Exercise brief :: Repeat each record below exactly as given.

Information given ::
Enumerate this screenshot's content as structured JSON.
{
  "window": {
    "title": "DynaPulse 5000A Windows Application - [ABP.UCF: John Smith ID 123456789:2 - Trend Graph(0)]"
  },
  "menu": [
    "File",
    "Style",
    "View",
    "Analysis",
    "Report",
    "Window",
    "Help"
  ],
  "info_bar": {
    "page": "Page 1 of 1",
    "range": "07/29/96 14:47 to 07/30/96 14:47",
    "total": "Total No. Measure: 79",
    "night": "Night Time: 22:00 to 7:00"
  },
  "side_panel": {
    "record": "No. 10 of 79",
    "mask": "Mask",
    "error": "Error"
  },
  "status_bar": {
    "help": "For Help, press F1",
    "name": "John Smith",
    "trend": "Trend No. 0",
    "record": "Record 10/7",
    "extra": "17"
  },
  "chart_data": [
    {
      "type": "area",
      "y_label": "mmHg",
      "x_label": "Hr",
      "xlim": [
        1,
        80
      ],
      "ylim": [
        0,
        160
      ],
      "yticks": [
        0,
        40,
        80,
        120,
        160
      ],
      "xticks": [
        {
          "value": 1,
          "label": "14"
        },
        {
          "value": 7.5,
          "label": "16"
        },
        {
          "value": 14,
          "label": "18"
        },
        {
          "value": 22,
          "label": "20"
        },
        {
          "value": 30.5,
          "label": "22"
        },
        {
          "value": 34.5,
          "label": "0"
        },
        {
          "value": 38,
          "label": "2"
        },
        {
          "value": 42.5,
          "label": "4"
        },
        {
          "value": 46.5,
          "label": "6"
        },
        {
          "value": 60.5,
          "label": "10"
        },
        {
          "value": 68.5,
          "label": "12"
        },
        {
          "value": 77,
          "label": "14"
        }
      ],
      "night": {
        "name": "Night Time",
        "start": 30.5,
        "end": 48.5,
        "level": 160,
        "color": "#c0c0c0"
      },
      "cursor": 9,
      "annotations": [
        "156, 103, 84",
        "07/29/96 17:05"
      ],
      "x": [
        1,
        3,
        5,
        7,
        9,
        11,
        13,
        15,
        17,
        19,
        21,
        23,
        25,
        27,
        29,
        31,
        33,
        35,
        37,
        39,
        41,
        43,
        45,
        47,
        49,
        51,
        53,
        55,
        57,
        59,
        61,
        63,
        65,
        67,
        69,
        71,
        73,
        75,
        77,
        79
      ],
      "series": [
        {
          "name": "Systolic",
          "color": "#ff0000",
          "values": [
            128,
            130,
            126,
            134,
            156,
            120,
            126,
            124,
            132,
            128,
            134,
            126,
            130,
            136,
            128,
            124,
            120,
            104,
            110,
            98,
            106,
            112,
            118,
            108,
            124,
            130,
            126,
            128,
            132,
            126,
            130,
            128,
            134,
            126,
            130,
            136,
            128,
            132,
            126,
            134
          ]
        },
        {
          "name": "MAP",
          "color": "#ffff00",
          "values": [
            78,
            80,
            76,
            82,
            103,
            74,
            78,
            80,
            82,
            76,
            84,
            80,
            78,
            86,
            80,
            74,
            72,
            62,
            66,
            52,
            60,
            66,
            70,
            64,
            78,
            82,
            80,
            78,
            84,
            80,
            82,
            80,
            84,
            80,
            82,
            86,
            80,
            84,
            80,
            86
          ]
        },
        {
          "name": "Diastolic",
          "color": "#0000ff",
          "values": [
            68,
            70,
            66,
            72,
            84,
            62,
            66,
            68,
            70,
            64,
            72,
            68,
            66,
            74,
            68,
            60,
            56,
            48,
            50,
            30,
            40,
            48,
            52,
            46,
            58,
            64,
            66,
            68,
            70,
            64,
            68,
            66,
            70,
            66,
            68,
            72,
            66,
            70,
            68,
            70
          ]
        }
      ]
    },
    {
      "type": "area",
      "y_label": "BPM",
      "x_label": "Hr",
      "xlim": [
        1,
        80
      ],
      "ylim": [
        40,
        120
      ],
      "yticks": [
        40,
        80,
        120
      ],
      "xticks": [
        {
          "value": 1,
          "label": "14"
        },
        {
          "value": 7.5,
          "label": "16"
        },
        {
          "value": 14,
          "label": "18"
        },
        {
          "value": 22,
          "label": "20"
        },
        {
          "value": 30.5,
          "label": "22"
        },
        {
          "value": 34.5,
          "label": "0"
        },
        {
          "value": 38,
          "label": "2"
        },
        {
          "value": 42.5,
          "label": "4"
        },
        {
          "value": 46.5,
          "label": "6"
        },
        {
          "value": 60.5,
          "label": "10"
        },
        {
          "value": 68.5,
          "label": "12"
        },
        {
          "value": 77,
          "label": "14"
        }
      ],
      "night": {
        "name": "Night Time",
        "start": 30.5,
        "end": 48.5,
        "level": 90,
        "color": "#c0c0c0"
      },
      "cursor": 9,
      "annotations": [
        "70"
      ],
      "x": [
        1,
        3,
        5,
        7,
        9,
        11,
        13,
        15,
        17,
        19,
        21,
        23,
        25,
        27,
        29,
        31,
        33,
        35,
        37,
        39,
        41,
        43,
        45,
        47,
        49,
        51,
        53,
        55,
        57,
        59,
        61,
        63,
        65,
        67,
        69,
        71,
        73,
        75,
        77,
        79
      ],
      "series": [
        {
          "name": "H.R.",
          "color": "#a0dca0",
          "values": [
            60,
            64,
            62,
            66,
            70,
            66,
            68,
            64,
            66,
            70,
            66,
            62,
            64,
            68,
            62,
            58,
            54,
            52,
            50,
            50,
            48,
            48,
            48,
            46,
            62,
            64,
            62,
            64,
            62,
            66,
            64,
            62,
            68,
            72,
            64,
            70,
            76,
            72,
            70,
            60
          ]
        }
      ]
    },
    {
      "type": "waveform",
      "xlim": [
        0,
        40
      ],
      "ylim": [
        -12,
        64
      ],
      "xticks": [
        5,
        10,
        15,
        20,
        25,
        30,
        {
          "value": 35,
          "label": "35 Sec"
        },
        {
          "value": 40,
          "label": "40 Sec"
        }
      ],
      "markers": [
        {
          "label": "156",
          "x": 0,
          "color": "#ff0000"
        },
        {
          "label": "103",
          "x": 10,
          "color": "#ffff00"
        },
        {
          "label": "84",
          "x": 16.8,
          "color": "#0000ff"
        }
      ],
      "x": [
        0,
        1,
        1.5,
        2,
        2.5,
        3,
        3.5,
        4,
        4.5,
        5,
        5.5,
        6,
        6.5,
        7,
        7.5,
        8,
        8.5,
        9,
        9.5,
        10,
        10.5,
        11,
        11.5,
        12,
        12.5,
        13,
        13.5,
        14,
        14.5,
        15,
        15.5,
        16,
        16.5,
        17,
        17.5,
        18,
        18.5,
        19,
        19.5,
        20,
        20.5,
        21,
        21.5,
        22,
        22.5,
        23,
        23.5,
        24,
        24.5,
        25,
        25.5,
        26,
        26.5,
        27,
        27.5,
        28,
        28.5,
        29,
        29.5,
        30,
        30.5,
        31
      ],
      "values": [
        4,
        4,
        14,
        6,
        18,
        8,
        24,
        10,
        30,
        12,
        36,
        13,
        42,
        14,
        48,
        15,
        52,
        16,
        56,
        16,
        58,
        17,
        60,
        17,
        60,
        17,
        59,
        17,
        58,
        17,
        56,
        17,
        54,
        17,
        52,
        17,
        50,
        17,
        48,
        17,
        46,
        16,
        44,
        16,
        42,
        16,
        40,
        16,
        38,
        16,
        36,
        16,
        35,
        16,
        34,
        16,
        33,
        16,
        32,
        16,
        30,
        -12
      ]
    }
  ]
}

Answer to this task ::
Enumerate this screenshot's content as structured JSON.
{
  "window": {
    "title": "DynaPulse 5000A Windows Application - [ABP.UCF: John Smith ID 123456789:2 - Trend Graph(0)]"
  },
  "menu": [
    "File",
    "Style",
    "View",
    "Analysis",
    "Report",
    "Window",
    "Help"
  ],
  "info_bar": {
    "page": "Page 1 of 1",
    "range": "07/29/96 14:47 to 07/30/96 14:47",
    "total": "Total No. Measure: 79",
    "night": "Night Time: 22:00 to 7:00"
  },
  "side_panel": {
    "record": "No. 10 of 79",
    "mask": "Mask",
    "error": "Error"
  },
  "status_bar": {
    "help": "For Help, press F1",
    "name": "John Smith",
    "trend": "Trend No. 0",
    "record": "Record 10/7",
    "extra": "17"
  },
  "chart_data": [
    {
      "type": "area",
      "y_label": "mmHg",
      "x_label": "Hr",
      "xlim": [
        1,
        80
      ],
      "ylim": [
        0,
        160
      ],
      "yticks": [
        0,
        40,
        80,
        120,
        160
      ],
      "xticks": [
        {
          "value": 1,
          "label": "14"
        },
        {
          "value": 7.5,
          "label": "16"
        },
        {
          "value": 14,
          "label": "18"
        },
        {
          "value": 22,
          "label": "20"
        },
        {
          "value": 30.5,
          "label": "22"
        },
        {
          "value": 34.5,
          "label": "0"
        },
        {
          "value": 38,
          "label": "2"
        },
        {
          "value": 42.5,
          "label": "4"
        },
        {
          "value": 46.5,
          "label": "6"
        },
        {
          "value": 60.5,
          "label": "10"
        },
        {
          "value": 68.5,
          "label": "12"
        },
        {
          "value": 77,
          "label": "14"
        }
      ],
      "night": {
        "name": "Night Time",
        "start": 30.5,
        "end": 48.5,
        "level": 160,
        "color": "#c0c0c0"
      },
      "cursor": 9,
      "annotations": [
        "156, 103, 84",
        "07/29/96 17:05"
      ],
      "x": [
        1,
        3,
        5,
        7,
        9,
        11,
        13,
        15,
        17,
        19,
        21,
        23,
        25,
        27,
        29,
        31,
        33,
        35,
        37,
        39,
        41,
        43,
        45,
        47,
        49,
        51,
        53,
        55,
        57,
        59,
        61,
        63,
        65,
        67,
        69,
        71,
        73,
        75,
        77,
        79
      ],
      "series": [
        {
          "name": "Systolic",
          "color": "#ff0000",
          "values": [
            128,
            130,
            126,
            134,
            156,
            120,
            126,
            124,
            132,
            128,
            134,
            126,
            130,
            136,
            128,
            124,
            120,
            104,
            110,
            98,
            106,
            112,
            118,
            108,
            124,
            130,
            126,
            128,
            132,
            126,
            130,
            128,
            134,
            126,
            130,
            136,
            128,
            132,
            126,
            134
          ]
        },
        {
          "name": "MAP",
          "color": "#ffff00",
          "values": [
            78,
            80,
            76,
            82,
            103,
            74,
            78,
            80,
            82,
            76,
            84,
            80,
            78,
            86,
            80,
            74,
            72,
            62,
            66,
            52,
            60,
            66,
            70,
            64,
            78,
            82,
            80,
            78,
            84,
            80,
            82,
            80,
            84,
            80,
            82,
            86,
            80,
            84,
            80,
            86
          ]
        },
        {
          "name": "Diastolic",
          "color": "#0000ff",
          "values": [
            68,
            70,
            66,
            72,
            84,
            62,
            66,
            68,
            70,
            64,
            72,
            68,
            66,
            74,
            68,
            60,
            56,
            48,
            50,
            30,
            40,
            48,
            52,
            46,
            58,
            64,
            66,
            68,
            70,
            64,
            68,
            66,
            70,
            66,
            68,
            72,
            66,
            70,
            68,
            70
          ]
        }
      ]
    },
    {
      "type": "area",
      "y_label": "BPM",
      "x_label": "Hr",
      "xlim": [
        1,
        80
      ],
      "ylim": [
        40,
        120
      ],
      "yticks": [
        40,
        80,
        120
      ],
      "xticks": [
        {
          "value": 1,
          "label": "14"
        },
        {
          "value": 7.5,
          "label": "16"
        },
        {
          "value": 14,
          "label": "18"
        },
        {
          "value": 22,
          "label": "20"
        },
        {
          "value": 30.5,
          "label": "22"
        },
        {
          "value": 34.5,
          "label": "0"
        },
        {
          "value": 38,
          "label": "2"
        },
        {
          "value": 42.5,
          "label": "4"
        },
        {
          "value": 46.5,
          "label": "6"
        },
        {
          "value": 60.5,
          "label": "10"
        },
        {
          "value": 68.5,
          "label": "12"
        },
        {
          "value": 77,
          "label": "14"
        }
      ],
      "night": {
        "name": "Night Time",
        "start": 30.5,
        "end": 48.5,
        "level": 90,
        "color": "#c0c0c0"
      },
      "cursor": 9,
      "annotations": [
        "70"
      ],
      "x": [
        1,
        3,
        5,
        7,
        9,
        11,
        13,
        15,
        17,
        19,
        21,
        23,
        25,
        27,
        29,
        31,
        33,
        35,
        37,
        39,
        41,
        43,
        45,
        47,
        49,
        51,
        53,
        55,
        57,
        59,
        61,
        63,
        65,
        67,
        69,
        71,
        73,
        75,
        77,
        79
      ],
      "series": [
        {
          "name": "H.R.",
          "color": "#a0dca0",
          "values": [
            60,
            64,
            62,
            66,
            70,
            66,
            68,
            64,
            66,
            70,
            66,
            62,
            64,
            68,
            62,
            58,
            54,
            52,
            50,
            50,
            48,
            48,
            48,
            46,
            62,
            64,
            62,
            64,
            62,
            66,
            64,
            62,
            68,
            72,
            64,
            70,
            76,
            72,
            70,
            60
          ]
        }
      ]
    },
    {
      "type": "waveform",
      "xlim": [
        0,
        40
      ],
      "ylim": [
        -12,
        64
      ],
      "xticks": [
        5,
        10,
        15,
        20,
        25,
        30,
        {
          "value": 35,
          "label": "35 Sec"
        },
        {
          "value": 40,
          "label": "40 Sec"
        }
      ],
      "markers": [
        {
          "label": "156",
          "x": 0,
          "color": "#ff0000"
        },
        {
          "label": "103",
          "x": 10,
          "color": "#ffff00"
        },
        {
          "label": "84",
          "x": 16.8,
          "color": "#0000ff"
        }
      ],
      "x": [
        0,
        1,
        1.5,
        2,
        2.5,
        3,
        3.5,
        4,
        4.5,
        5,
        5.5,
        6,
        6.5,
        7,
        7.5,
        8,
        8.5,
        9,
        9.5,
        10,
        10.5,
        11,
        11.5,
        12,
        12.5,
        13,
        13.5,
        14,
        14.5,
        15,
        15.5,
        16,
        16.5,
        17,
        17.5,
        18,
        18.5,
        19,
        19.5,
        20,
        20.5,
        21,
        21.5,
        22,
        22.5,
        23,
        23.5,
        24,
        24.5,
        25,
        25.5,
        26,
        26.5,
        27,
        27.5,
        28,
        28.5,
        29,
        29.5,
        30,
        30.5,
        31
      ],
      "values": [
        4,
        4,
        14,
        6,
        18,
        8,
        24,
        10,
        30,
        12,
        36,
        13,
        42,
        14,
        48,
        15,
        52,
        16,
        56,
        16,
        58,
        17,
        60,
        17,
        60,
        17,
        59,
        17,
        58,
        17,
        56,
        17,
        54,
        17,
        52,
        17,
        50,
        17,
        48,
        17,
        46,
        16,
        44,
        16,
        42,
        16,
        40,
        16,
        38,
        16,
        36,
        16,
        35,
        16,
        34,
        16,
        33,
        16,
        32,
        16,
        30,
        -12
      ]
    }
  ]
}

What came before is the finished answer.